▶ _Ausgewählte Textstelle_
* * * * * * *
Wer Post in Briefumschlägen verschickt, macht sich strafbar. Was bei der Briefpost absurd klingt, ist für elektronische Nachrichten in Vorbereitung.

So werden Codes geknackt Das Bundesinnenministerium plant einen neuen Vorstoß zum Verbot von verschlüsselter E-Mail. Der Grund ist, daß Steuerfahnder, Polizei und Geheimdienste ihre Probleme mit der modernen Technik haben: Nicht nur, daß D-Netz-Funktelefone praktisch nicht mehr abzuhören sind - auch der Datenverkehr wird für die Behörden schwieriger zu überwachen. Seitdem auch privaten Anwendern hochsichere Verschlüsselungsprogramme zur Verfügung stehen, rauscht ein unkontrollierbarer Nachrichtenstrom an den Geheimdiensten vorbei. Ist es ein harmloser Liebesbrief oder der Bauplan für eine Bombe? Verschlüsselte elektronische Post nach Libyen oder in den Irak macht die Geheimdienste hilflos. Die zunehmende Zahl kryptierter Nachrichten mit aus Behördensicht uninteressantem Inhalt läßt ein Dechiffrieren unmöglich werden und gibt kriminellen Botschaften Deckung. Deshalb hat das Innenministerium vor wenigen Wochen in den zuständigen Bundestagsausschüssen vorgefühlt. Um die harmlose Spreu leichter vom kriminellen Weizen unterscheiden zu können, möchte es bereits die Codierung unter Strafe gestellt wissen.
Ausgelöst hat den Ärger vor allem die Software Pretty Good Privacy (PGP). Anders als bei den vergleichsweise simplen Kryptierverfahren in den gängigen Standardanwendungen kapitulieren bei diesem Programm auch die hochgepowerten Behördencomputer.
Als Freeware über Compuserve und alternative Mailboxen verbreitet, hat PGP die Kryptierung bei E-Mail-Nutzern chic werden lassen. "Wir stecken unsere Post jetzt eben in Briefumschläge", sagt Padeluun von der Bielefelder Mailbox Bionic. Daß er mit Vertrieb und Verwendung des Programms kriminelle oder staatsfeindliche Bestrebungen unterstützt, mag er sich nicht vorwerfen lassen: "Freiheit läßt sich immer auch mißbrauchen." Aber es gelte auch nicht als Bürgerpflicht, nur noch Postkarten zu benutzen - zur Erleichterung der Fahndungsarbeit. Offiziell mögen sich die Sicherheitsbehörden zu PGP allerdings nicht äußern: "Wir geben prinzipiell keine Auskunft zu operativen Angelegenheiten", sagt Bodo Becker, Sprecher des Bundesamts für Verfassungsschutz. "Wenn wir sagen, wo wir Probleme haben, wäre das ja wie ein Tip an die Gegenseite."
* * * * * * *
▶ _Einträge im Datensatz_

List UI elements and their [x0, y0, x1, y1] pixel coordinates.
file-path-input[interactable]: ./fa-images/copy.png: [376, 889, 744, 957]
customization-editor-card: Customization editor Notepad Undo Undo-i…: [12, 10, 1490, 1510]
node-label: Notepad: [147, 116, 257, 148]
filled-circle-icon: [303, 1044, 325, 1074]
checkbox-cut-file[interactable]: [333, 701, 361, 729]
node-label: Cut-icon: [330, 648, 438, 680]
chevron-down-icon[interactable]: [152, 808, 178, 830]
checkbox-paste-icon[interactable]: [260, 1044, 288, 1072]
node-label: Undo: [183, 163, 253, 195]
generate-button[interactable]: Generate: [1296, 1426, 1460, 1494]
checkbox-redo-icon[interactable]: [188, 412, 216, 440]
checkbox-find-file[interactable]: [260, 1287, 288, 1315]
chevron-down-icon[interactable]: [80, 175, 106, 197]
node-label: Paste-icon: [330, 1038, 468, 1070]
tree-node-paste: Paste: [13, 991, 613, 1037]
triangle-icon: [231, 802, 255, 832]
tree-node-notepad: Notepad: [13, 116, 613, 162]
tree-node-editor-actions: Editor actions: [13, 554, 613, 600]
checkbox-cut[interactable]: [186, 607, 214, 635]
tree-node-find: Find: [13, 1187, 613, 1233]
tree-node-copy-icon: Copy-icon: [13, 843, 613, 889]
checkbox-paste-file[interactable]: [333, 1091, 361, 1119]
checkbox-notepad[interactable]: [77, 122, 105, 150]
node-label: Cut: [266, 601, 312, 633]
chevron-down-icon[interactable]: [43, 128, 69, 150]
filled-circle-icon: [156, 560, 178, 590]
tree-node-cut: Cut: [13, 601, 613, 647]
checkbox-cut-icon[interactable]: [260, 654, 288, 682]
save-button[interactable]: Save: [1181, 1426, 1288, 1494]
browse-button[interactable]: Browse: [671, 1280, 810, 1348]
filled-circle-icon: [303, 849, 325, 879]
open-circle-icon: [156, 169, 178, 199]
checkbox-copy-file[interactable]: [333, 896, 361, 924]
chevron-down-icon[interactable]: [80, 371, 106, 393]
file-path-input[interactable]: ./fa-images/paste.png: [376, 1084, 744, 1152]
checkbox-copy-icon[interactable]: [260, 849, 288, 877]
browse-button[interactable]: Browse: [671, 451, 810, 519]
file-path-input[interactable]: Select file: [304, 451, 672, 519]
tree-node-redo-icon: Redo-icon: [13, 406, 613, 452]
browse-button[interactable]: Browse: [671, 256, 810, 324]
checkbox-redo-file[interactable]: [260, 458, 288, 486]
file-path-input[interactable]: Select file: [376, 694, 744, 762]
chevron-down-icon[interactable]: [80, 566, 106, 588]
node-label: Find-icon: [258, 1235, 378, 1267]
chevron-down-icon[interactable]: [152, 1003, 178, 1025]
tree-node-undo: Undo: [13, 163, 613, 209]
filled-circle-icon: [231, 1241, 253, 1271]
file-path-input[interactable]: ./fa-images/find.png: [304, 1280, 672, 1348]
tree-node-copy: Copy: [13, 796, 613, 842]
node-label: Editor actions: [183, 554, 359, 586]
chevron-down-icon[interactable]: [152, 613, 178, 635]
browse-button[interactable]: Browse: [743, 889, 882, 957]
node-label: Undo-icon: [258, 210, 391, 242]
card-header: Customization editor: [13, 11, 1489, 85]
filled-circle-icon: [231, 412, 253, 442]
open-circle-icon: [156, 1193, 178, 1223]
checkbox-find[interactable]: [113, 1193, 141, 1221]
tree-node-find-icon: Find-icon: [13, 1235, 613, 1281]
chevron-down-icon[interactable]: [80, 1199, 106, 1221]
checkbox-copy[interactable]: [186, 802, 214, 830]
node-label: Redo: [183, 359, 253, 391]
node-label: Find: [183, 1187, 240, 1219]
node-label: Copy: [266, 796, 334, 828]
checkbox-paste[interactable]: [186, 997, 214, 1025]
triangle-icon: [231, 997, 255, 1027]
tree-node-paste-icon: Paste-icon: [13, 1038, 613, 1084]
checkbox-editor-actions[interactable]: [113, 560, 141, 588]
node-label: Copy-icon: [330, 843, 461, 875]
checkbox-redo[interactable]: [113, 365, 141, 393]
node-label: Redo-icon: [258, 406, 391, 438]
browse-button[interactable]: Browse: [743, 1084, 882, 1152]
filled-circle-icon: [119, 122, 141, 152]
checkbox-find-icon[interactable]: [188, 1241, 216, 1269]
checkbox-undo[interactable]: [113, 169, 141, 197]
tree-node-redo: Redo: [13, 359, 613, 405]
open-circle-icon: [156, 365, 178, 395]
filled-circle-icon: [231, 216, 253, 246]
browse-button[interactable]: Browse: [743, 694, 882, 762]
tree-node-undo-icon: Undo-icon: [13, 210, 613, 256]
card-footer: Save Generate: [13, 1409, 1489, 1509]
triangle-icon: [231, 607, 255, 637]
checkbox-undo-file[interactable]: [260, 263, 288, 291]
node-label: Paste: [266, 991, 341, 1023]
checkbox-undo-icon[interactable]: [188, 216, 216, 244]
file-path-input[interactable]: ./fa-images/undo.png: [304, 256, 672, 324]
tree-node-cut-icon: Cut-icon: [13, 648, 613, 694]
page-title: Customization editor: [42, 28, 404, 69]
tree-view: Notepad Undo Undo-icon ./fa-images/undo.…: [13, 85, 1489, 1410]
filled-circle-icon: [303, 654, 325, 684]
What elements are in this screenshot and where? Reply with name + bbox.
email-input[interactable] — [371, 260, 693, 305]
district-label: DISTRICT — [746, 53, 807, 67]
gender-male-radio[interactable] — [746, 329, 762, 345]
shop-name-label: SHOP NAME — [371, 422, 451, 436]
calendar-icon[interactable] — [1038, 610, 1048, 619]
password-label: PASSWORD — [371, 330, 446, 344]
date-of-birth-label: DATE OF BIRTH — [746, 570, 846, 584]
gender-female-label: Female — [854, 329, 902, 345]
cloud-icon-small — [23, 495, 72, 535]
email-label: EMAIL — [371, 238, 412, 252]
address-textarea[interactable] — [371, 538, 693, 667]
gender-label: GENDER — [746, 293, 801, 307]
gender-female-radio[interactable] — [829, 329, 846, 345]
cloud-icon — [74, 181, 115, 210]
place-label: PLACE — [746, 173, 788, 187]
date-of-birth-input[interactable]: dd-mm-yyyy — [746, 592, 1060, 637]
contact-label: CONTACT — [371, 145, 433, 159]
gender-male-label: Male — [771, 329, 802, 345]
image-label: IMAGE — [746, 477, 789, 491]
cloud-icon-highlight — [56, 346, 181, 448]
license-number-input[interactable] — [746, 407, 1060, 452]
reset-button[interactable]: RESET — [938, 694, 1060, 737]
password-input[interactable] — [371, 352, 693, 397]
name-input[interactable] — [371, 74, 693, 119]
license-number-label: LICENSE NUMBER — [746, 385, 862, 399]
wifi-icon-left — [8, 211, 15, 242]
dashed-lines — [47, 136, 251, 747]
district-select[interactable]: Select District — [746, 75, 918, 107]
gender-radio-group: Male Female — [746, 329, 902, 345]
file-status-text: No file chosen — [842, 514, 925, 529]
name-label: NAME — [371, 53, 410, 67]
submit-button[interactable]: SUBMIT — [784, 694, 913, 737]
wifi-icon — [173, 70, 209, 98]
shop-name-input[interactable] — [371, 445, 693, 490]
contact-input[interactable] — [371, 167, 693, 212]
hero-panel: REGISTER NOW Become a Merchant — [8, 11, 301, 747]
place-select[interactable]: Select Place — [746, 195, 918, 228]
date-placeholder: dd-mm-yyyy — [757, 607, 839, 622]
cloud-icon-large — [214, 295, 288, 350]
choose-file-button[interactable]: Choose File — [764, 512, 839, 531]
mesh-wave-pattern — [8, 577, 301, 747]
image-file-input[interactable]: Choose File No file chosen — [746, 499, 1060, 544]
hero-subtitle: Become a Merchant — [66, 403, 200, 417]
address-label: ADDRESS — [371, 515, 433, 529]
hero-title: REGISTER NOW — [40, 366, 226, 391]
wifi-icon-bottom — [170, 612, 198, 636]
* * * * * * *
▶ _Schriftliche Aufgabe_
Schreibe aus dem Text über das geplante Verbot verschlüsselter E-Mails den Abschnitt ab, der mit "Ausgelöst hat den" beginnt und mit "die hochgepowerten Behördencomputer." endet, und ändere darin "hochgepowerten" zu "leistungsstarken".

▶ _Ausgearbeitete Lösung_
Ausgelöst hat den Ärger vor allem die Software Pretty Good Privacy (PGP). Anders als bei den vergleichsweise simplen Kryptierverfahren in den gängigen Standardanwendungen kapitulieren bei diesem Programm auch die leistungsstarken Behördencomputer.